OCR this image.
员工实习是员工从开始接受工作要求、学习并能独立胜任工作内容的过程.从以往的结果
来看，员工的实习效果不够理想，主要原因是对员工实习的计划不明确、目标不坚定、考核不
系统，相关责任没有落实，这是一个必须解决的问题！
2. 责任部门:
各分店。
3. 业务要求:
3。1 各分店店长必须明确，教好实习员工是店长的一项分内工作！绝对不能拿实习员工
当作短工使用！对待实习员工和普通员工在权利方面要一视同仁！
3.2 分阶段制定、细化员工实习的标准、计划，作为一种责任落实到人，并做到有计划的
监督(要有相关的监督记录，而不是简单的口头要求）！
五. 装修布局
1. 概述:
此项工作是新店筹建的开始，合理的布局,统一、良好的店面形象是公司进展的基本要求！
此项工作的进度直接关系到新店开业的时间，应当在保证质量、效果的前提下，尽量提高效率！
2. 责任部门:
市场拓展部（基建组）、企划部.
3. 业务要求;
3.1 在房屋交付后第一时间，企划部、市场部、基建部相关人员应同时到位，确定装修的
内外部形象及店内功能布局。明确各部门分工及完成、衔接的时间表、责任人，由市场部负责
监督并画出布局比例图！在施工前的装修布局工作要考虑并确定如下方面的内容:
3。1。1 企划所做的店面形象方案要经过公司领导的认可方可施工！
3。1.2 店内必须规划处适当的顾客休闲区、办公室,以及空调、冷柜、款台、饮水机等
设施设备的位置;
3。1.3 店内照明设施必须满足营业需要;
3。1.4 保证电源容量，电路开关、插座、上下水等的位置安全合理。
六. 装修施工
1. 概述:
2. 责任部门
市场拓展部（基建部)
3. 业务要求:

□ □ □ □ □

Output each record precisely as given.

OCR this image.
员工实习是员工从开始接受工作要求、学习并能独立胜任工作内容的过程.从以往的结果
来看，员工的实习效果不够理想，主要原因是对员工实习的计划不明确、目标不坚定、考核不
系统，相关责任没有落实，这是一个必须解决的问题！
2. 责任部门:
各分店。
3. 业务要求:
3。1 各分店店长必须明确，教好实习员工是店长的一项分内工作！绝对不能拿实习员工
当作短工使用！对待实习员工和普通员工在权利方面要一视同仁！
3.2 分阶段制定、细化员工实习的标准、计划，作为一种责任落实到人，并做到有计划的
监督(要有相关的监督记录，而不是简单的口头要求）！
五. 装修布局
1. 概述:
此项工作是新店筹建的开始，合理的布局,统一、良好的店面形象是公司进展的基本要求！
此项工作的进度直接关系到新店开业的时间，应当在保证质量、效果的前提下，尽量提高效率！
2. 责任部门:
市场拓展部（基建组）、企划部.
3. 业务要求;
3.1 在房屋交付后第一时间，企划部、市场部、基建部相关人员应同时到位，确定装修的
内外部形象及店内功能布局。明确各部门分工及完成、衔接的时间表、责任人，由市场部负责
监督并画出布局比例图！在施工前的装修布局工作要考虑并确定如下方面的内容:
3。1。1 企划所做的店面形象方案要经过公司领导的认可方可施工！
3。1.2 店内必须规划处适当的顾客休闲区、办公室,以及空调、冷柜、款台、饮水机等
设施设备的位置;
3。1.3 店内照明设施必须满足营业需要;
3。1.4 保证电源容量，电路开关、插座、上下水等的位置安全合理。
六. 装修施工
1. 概述:
2. 责任部门
市场拓展部（基建部)
3. 业务要求:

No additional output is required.